Records from a dataset:
----------------------------------------
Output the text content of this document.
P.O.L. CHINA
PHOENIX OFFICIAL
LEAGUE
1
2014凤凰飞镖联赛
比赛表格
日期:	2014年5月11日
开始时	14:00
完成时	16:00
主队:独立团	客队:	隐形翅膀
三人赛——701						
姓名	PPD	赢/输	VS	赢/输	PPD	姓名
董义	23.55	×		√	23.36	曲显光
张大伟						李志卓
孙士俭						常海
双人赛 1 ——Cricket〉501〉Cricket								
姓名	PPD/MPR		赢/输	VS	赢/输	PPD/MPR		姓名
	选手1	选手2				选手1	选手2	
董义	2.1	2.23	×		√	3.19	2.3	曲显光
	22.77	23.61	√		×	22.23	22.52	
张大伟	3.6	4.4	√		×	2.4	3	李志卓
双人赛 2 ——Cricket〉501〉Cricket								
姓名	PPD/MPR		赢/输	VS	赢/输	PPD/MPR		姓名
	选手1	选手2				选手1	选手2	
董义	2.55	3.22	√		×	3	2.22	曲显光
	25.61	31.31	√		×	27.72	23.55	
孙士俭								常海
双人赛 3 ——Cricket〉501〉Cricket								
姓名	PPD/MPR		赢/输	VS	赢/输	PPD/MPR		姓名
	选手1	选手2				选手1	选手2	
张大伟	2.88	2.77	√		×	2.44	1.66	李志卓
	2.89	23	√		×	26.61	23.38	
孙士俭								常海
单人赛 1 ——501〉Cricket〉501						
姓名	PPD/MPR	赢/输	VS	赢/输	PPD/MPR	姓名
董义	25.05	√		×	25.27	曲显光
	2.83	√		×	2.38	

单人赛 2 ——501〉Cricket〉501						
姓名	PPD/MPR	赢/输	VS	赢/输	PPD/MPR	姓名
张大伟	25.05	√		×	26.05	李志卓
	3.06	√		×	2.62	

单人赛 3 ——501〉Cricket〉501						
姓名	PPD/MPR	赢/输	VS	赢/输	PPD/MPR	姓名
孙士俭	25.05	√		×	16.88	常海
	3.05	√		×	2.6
----------------------------------------
Problem to work on –
Reproduce the data in its entirety, matching each character.

In response –
Output the text content of this document.
P.O.L. CHINA
PHOENIX OFFICIAL
LEAGUE
1
2014凤凰飞镖联赛
比赛表格
日期:	2014年5月11日
开始时	14:00
完成时	16:00
主队:独立团	客队:	隐形翅膀
三人赛——701						
姓名	PPD	赢/输	VS	赢/输	PPD	姓名
董义	23.55	×		√	23.36	曲显光
张大伟						李志卓
孙士俭						常海
双人赛 1 ——Cricket〉501〉Cricket								
姓名	PPD/MPR		赢/输	VS	赢/输	PPD/MPR		姓名
	选手1	选手2				选手1	选手2	
董义	2.1	2.23	×		√	3.19	2.3	曲显光
	22.77	23.61	√		×	22.23	22.52	
张大伟	3.6	4.4	√		×	2.4	3	李志卓
双人赛 2 ——Cricket〉501〉Cricket								
姓名	PPD/MPR		赢/输	VS	赢/输	PPD/MPR		姓名
	选手1	选手2				选手1	选手2	
董义	2.55	3.22	√		×	3	2.22	曲显光
	25.61	31.31	√		×	27.72	23.55	
孙士俭								常海
双人赛 3 ——Cricket〉501〉Cricket								
姓名	PPD/MPR		赢/输	VS	赢/输	PPD/MPR		姓名
	选手1	选手2				选手1	选手2	
张大伟	2.88	2.77	√		×	2.44	1.66	李志卓
	2.89	23	√		×	26.61	23.38	
孙士俭								常海
单人赛 1 ——501〉Cricket〉501						
姓名	PPD/MPR	赢/输	VS	赢/输	PPD/MPR	姓名
董义	25.05	√		×	25.27	曲显光
	2.83	√		×	2.38	

单人赛 2 ——501〉Cricket〉501						
姓名	PPD/MPR	赢/输	VS	赢/输	PPD/MPR	姓名
张大伟	25.05	√		×	26.05	李志卓
	3.06	√		×	2.62	

单人赛 3 ——501〉Cricket〉501						
姓名	PPD/MPR	赢/输	VS	赢/输	PPD/MPR	姓名
孙士俭	25.05	√		×	16.88	常海
	3.05	√		×	2.6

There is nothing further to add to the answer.